• Data provided:
(begin)

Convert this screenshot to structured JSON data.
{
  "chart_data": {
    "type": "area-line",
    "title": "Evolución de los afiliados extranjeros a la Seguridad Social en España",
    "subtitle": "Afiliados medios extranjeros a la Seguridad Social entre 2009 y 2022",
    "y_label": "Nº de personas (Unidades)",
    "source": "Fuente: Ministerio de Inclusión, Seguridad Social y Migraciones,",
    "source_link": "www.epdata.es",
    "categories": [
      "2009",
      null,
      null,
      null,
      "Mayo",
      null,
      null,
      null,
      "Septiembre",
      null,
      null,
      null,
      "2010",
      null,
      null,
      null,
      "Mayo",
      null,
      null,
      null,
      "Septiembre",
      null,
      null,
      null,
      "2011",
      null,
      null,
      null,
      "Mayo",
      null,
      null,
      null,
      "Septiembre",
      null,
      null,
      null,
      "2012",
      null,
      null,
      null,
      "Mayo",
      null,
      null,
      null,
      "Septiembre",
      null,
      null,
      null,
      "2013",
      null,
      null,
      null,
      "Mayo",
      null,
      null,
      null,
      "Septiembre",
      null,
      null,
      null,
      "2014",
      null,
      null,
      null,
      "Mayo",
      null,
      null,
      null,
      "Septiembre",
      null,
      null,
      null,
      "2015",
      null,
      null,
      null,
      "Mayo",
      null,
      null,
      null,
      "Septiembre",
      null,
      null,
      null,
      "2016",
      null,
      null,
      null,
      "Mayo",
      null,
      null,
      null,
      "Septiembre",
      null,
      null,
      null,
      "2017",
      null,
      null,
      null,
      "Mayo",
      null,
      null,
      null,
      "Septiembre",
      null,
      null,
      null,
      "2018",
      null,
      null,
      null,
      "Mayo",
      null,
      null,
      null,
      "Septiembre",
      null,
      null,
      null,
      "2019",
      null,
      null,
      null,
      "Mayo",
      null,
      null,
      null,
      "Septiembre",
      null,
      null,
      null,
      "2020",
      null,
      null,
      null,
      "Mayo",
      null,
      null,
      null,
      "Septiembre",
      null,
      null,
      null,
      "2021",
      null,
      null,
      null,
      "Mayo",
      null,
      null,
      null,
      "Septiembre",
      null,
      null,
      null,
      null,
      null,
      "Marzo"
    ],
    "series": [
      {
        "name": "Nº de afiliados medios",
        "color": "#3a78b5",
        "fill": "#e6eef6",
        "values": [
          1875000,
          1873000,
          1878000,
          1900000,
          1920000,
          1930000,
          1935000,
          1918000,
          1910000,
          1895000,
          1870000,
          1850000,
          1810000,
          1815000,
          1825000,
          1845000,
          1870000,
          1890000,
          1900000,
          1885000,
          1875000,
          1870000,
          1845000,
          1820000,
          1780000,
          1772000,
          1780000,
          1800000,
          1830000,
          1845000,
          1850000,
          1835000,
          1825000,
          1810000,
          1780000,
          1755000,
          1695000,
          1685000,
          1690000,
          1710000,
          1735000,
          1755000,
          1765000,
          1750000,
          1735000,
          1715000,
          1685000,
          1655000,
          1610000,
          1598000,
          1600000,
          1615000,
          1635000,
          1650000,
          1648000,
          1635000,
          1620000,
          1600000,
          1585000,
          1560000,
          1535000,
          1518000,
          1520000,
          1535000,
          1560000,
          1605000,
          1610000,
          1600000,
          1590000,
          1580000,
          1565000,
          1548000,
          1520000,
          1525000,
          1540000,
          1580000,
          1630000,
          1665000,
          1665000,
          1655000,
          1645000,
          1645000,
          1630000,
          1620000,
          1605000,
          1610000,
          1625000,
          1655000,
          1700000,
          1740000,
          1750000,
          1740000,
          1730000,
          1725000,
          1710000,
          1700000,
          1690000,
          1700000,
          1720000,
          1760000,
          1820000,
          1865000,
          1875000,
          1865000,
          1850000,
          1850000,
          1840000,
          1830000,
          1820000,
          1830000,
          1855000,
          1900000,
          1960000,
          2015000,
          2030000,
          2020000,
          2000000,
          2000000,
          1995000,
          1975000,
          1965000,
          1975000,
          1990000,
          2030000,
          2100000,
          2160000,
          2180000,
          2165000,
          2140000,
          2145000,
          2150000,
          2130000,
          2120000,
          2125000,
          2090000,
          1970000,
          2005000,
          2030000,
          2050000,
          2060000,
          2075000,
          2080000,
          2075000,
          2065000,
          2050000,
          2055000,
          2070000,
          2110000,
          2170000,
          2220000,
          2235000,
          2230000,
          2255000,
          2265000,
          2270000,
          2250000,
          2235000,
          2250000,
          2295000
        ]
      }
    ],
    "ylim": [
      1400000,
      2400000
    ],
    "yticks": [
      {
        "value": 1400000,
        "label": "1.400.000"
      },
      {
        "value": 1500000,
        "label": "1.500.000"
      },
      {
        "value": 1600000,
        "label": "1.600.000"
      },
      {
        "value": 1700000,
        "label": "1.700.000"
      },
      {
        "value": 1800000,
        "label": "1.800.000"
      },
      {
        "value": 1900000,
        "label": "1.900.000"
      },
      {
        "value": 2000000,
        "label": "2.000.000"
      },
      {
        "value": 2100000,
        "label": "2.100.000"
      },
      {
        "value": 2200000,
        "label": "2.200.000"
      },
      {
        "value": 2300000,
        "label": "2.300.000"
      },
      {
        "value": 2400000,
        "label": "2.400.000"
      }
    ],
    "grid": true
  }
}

(end)

• Aim of the exercise: From the records above, pull out every line containing the word "extranjeros".

• Written answer:
    "title": "Evolución de los afiliados extranjeros a la Seguridad Social en España",
    "subtitle": "Afiliados medios extranjeros a la Seguridad Social entre 2009 y 2022",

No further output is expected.